### [REQUIREMENT]
Write out every entry exactly as it stands.

### [DATASET ROWS]
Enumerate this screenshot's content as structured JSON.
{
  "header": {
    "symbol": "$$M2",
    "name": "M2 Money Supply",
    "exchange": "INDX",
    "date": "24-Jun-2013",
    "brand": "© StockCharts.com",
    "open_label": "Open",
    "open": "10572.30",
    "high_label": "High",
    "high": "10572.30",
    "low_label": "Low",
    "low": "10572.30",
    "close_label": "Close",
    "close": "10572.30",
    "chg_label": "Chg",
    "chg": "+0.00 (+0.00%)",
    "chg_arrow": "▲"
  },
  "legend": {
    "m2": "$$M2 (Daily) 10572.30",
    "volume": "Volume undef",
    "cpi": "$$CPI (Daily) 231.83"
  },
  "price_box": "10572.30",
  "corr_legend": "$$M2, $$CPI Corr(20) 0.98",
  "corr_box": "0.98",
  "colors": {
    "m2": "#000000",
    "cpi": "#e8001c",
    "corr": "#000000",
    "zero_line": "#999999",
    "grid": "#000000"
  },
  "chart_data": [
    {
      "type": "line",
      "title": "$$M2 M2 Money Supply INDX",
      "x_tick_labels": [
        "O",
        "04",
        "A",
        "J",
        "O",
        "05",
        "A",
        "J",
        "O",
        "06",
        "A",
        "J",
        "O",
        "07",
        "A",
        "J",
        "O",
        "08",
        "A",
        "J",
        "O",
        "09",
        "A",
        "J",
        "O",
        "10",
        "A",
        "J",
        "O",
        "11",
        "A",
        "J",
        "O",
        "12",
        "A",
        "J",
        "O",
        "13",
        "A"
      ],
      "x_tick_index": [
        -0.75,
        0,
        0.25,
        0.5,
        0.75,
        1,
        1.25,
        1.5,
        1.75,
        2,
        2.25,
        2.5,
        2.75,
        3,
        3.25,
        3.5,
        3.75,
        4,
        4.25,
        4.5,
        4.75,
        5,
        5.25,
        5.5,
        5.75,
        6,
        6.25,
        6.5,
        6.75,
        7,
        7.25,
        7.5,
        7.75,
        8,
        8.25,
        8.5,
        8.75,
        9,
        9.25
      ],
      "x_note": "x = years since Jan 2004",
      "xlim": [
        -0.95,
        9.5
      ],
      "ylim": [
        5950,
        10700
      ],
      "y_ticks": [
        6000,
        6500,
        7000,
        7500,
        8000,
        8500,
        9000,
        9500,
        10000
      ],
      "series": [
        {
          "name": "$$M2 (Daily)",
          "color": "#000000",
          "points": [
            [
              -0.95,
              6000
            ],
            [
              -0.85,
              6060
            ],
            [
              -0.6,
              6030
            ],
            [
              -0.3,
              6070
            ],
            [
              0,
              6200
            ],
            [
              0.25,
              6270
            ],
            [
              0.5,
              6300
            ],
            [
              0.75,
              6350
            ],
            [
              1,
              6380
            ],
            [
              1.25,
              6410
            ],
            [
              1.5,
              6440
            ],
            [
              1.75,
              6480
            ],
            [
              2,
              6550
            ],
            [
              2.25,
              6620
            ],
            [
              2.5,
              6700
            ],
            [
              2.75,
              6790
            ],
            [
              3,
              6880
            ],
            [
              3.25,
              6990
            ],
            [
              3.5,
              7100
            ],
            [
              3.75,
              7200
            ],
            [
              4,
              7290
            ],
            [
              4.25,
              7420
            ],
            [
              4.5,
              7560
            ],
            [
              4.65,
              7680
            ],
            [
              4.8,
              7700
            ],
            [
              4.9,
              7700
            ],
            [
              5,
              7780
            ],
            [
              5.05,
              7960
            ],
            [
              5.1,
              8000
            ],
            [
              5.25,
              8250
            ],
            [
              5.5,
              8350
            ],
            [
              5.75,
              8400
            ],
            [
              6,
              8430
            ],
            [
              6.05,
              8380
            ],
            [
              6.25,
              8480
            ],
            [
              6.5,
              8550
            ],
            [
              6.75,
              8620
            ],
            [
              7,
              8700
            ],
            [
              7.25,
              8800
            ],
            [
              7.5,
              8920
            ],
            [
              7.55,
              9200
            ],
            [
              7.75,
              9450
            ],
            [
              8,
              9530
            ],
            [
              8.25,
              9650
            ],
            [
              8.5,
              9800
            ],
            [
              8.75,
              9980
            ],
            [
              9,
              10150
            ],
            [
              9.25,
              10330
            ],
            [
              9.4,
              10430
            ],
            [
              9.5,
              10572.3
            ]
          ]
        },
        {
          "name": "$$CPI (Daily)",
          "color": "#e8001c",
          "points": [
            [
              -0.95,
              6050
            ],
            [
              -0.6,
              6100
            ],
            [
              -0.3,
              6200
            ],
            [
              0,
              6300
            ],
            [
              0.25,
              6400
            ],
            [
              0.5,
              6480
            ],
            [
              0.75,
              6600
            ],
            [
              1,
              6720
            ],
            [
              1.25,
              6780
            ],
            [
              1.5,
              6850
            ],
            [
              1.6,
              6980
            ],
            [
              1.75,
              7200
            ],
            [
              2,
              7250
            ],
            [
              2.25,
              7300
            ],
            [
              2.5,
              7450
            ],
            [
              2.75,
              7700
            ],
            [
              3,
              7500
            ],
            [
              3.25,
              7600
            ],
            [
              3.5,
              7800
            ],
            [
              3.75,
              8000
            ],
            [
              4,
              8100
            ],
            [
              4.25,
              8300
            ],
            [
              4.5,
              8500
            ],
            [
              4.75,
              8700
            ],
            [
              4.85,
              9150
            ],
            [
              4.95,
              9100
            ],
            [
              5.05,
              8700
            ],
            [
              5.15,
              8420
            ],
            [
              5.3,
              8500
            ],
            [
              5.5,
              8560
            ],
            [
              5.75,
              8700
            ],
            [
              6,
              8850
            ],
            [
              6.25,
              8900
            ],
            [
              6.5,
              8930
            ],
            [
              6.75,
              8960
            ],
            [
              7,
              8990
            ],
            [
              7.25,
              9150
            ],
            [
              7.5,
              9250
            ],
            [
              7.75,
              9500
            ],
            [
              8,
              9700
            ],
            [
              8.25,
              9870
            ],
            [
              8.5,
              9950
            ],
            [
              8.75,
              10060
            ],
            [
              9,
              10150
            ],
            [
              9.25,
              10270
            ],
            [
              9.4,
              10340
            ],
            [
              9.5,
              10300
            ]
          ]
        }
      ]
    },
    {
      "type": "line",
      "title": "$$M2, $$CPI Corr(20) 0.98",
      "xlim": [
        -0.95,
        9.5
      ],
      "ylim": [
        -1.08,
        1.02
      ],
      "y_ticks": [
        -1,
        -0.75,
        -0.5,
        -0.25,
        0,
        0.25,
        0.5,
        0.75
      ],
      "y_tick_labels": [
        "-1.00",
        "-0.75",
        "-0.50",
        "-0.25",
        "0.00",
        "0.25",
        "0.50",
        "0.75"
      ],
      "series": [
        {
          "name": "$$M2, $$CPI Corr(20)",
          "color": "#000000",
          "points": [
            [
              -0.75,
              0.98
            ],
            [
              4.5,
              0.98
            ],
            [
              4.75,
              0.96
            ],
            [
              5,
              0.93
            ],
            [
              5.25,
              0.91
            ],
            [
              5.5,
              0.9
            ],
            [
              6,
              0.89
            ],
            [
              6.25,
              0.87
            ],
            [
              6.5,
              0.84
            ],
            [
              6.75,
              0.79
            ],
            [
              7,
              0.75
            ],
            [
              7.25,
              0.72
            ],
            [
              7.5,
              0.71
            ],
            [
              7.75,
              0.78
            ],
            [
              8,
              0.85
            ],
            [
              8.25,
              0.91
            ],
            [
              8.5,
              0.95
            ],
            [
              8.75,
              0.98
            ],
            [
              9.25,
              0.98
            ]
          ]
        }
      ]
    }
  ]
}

### [SOLUTION TO THE EXERCISE]
Enumerate this screenshot's content as structured JSON.
{
  "header": {
    "symbol": "$$M2",
    "name": "M2 Money Supply",
    "exchange": "INDX",
    "date": "24-Jun-2013",
    "brand": "© StockCharts.com",
    "open_label": "Open",
    "open": "10572.30",
    "high_label": "High",
    "high": "10572.30",
    "low_label": "Low",
    "low": "10572.30",
    "close_label": "Close",
    "close": "10572.30",
    "chg_label": "Chg",
    "chg": "+0.00 (+0.00%)",
    "chg_arrow": "▲"
  },
  "legend": {
    "m2": "$$M2 (Daily) 10572.30",
    "volume": "Volume undef",
    "cpi": "$$CPI (Daily) 231.83"
  },
  "price_box": "10572.30",
  "corr_legend": "$$M2, $$CPI Corr(20) 0.98",
  "corr_box": "0.98",
  "colors": {
    "m2": "#000000",
    "cpi": "#e8001c",
    "corr": "#000000",
    "zero_line": "#999999",
    "grid": "#000000"
  },
  "chart_data": [
    {
      "type": "line",
      "title": "$$M2 M2 Money Supply INDX",
      "x_tick_labels": [
        "O",
        "04",
        "A",
        "J",
        "O",
        "05",
        "A",
        "J",
        "O",
        "06",
        "A",
        "J",
        "O",
        "07",
        "A",
        "J",
        "O",
        "08",
        "A",
        "J",
        "O",
        "09",
        "A",
        "J",
        "O",
        "10",
        "A",
        "J",
        "O",
        "11",
        "A",
        "J",
        "O",
        "12",
        "A",
        "J",
        "O",
        "13",
        "A"
      ],
      "x_tick_index": [
        -0.75,
        0,
        0.25,
        0.5,
        0.75,
        1,
        1.25,
        1.5,
        1.75,
        2,
        2.25,
        2.5,
        2.75,
        3,
        3.25,
        3.5,
        3.75,
        4,
        4.25,
        4.5,
        4.75,
        5,
        5.25,
        5.5,
        5.75,
        6,
        6.25,
        6.5,
        6.75,
        7,
        7.25,
        7.5,
        7.75,
        8,
        8.25,
        8.5,
        8.75,
        9,
        9.25
      ],
      "x_note": "x = years since Jan 2004",
      "xlim": [
        -0.95,
        9.5
      ],
      "ylim": [
        5950,
        10700
      ],
      "y_ticks": [
        6000,
        6500,
        7000,
        7500,
        8000,
        8500,
        9000,
        9500,
        10000
      ],
      "series": [
        {
          "name": "$$M2 (Daily)",
          "color": "#000000",
          "points": [
            [
              -0.95,
              6000
            ],
            [
              -0.85,
              6060
            ],
            [
              -0.6,
              6030
            ],
            [
              -0.3,
              6070
            ],
            [
              0,
              6200
            ],
            [
              0.25,
              6270
            ],
            [
              0.5,
              6300
            ],
            [
              0.75,
              6350
            ],
            [
              1,
              6380
            ],
            [
              1.25,
              6410
            ],
            [
              1.5,
              6440
            ],
            [
              1.75,
              6480
            ],
            [
              2,
              6550
            ],
            [
              2.25,
              6620
            ],
            [
              2.5,
              6700
            ],
            [
              2.75,
              6790
            ],
            [
              3,
              6880
            ],
            [
              3.25,
              6990
            ],
            [
              3.5,
              7100
            ],
            [
              3.75,
              7200
            ],
            [
              4,
              7290
            ],
            [
              4.25,
              7420
            ],
            [
              4.5,
              7560
            ],
            [
              4.65,
              7680
            ],
            [
              4.8,
              7700
            ],
            [
              4.9,
              7700
            ],
            [
              5,
              7780
            ],
            [
              5.05,
              7960
            ],
            [
              5.1,
              8000
            ],
            [
              5.25,
              8250
            ],
            [
              5.5,
              8350
            ],
            [
              5.75,
              8400
            ],
            [
              6,
              8430
            ],
            [
              6.05,
              8380
            ],
            [
              6.25,
              8480
            ],
            [
              6.5,
              8550
            ],
            [
              6.75,
              8620
            ],
            [
              7,
              8700
            ],
            [
              7.25,
              8800
            ],
            [
              7.5,
              8920
            ],
            [
              7.55,
              9200
            ],
            [
              7.75,
              9450
            ],
            [
              8,
              9530
            ],
            [
              8.25,
              9650
            ],
            [
              8.5,
              9800
            ],
            [
              8.75,
              9980
            ],
            [
              9,
              10150
            ],
            [
              9.25,
              10330
            ],
            [
              9.4,
              10430
            ],
            [
              9.5,
              10572.3
            ]
          ]
        },
        {
          "name": "$$CPI (Daily)",
          "color": "#e8001c",
          "points": [
            [
              -0.95,
              6050
            ],
            [
              -0.6,
              6100
            ],
            [
              -0.3,
              6200
            ],
            [
              0,
              6300
            ],
            [
              0.25,
              6400
            ],
            [
              0.5,
              6480
            ],
            [
              0.75,
              6600
            ],
            [
              1,
              6720
            ],
            [
              1.25,
              6780
            ],
            [
              1.5,
              6850
            ],
            [
              1.6,
              6980
            ],
            [
              1.75,
              7200
            ],
            [
              2,
              7250
            ],
            [
              2.25,
              7300
            ],
            [
              2.5,
              7450
            ],
            [
              2.75,
              7700
            ],
            [
              3,
              7500
            ],
            [
              3.25,
              7600
            ],
            [
              3.5,
              7800
            ],
            [
              3.75,
              8000
            ],
            [
              4,
              8100
            ],
            [
              4.25,
              8300
            ],
            [
              4.5,
              8500
            ],
            [
              4.75,
              8700
            ],
            [
              4.85,
              9150
            ],
            [
              4.95,
              9100
            ],
            [
              5.05,
              8700
            ],
            [
              5.15,
              8420
            ],
            [
              5.3,
              8500
            ],
            [
              5.5,
              8560
            ],
            [
              5.75,
              8700
            ],
            [
              6,
              8850
            ],
            [
              6.25,
              8900
            ],
            [
              6.5,
              8930
            ],
            [
              6.75,
              8960
            ],
            [
              7,
              8990
            ],
            [
              7.25,
              9150
            ],
            [
              7.5,
              9250
            ],
            [
              7.75,
              9500
            ],
            [
              8,
              9700
            ],
            [
              8.25,
              9870
            ],
            [
              8.5,
              9950
            ],
            [
              8.75,
              10060
            ],
            [
              9,
              10150
            ],
            [
              9.25,
              10270
            ],
            [
              9.4,
              10340
            ],
            [
              9.5,
              10300
            ]
          ]
        }
      ]
    },
    {
      "type": "line",
      "title": "$$M2, $$CPI Corr(20) 0.98",
      "xlim": [
        -0.95,
        9.5
      ],
      "ylim": [
        -1.08,
        1.02
      ],
      "y_ticks": [
        -1,
        -0.75,
        -0.5,
        -0.25,
        0,
        0.25,
        0.5,
        0.75
      ],
      "y_tick_labels": [
        "-1.00",
        "-0.75",
        "-0.50",
        "-0.25",
        "0.00",
        "0.25",
        "0.50",
        "0.75"
      ],
      "series": [
        {
          "name": "$$M2, $$CPI Corr(20)",
          "color": "#000000",
          "points": [
            [
              -0.75,
              0.98
            ],
            [
              4.5,
              0.98
            ],
            [
              4.75,
              0.96
            ],
            [
              5,
              0.93
            ],
            [
              5.25,
              0.91
            ],
            [
              5.5,
              0.9
            ],
            [
              6,
              0.89
            ],
            [
              6.25,
              0.87
            ],
            [
              6.5,
              0.84
            ],
            [
              6.75,
              0.79
            ],
            [
              7,
              0.75
            ],
            [
              7.25,
              0.72
            ],
            [
              7.5,
              0.71
            ],
            [
              7.75,
              0.78
            ],
            [
              8,
              0.85
            ],
            [
              8.25,
              0.91
            ],
            [
              8.5,
              0.95
            ],
            [
              8.75,
              0.98
            ],
            [
              9.25,
              0.98
            ]
          ]
        }
      ]
    }
  ]
}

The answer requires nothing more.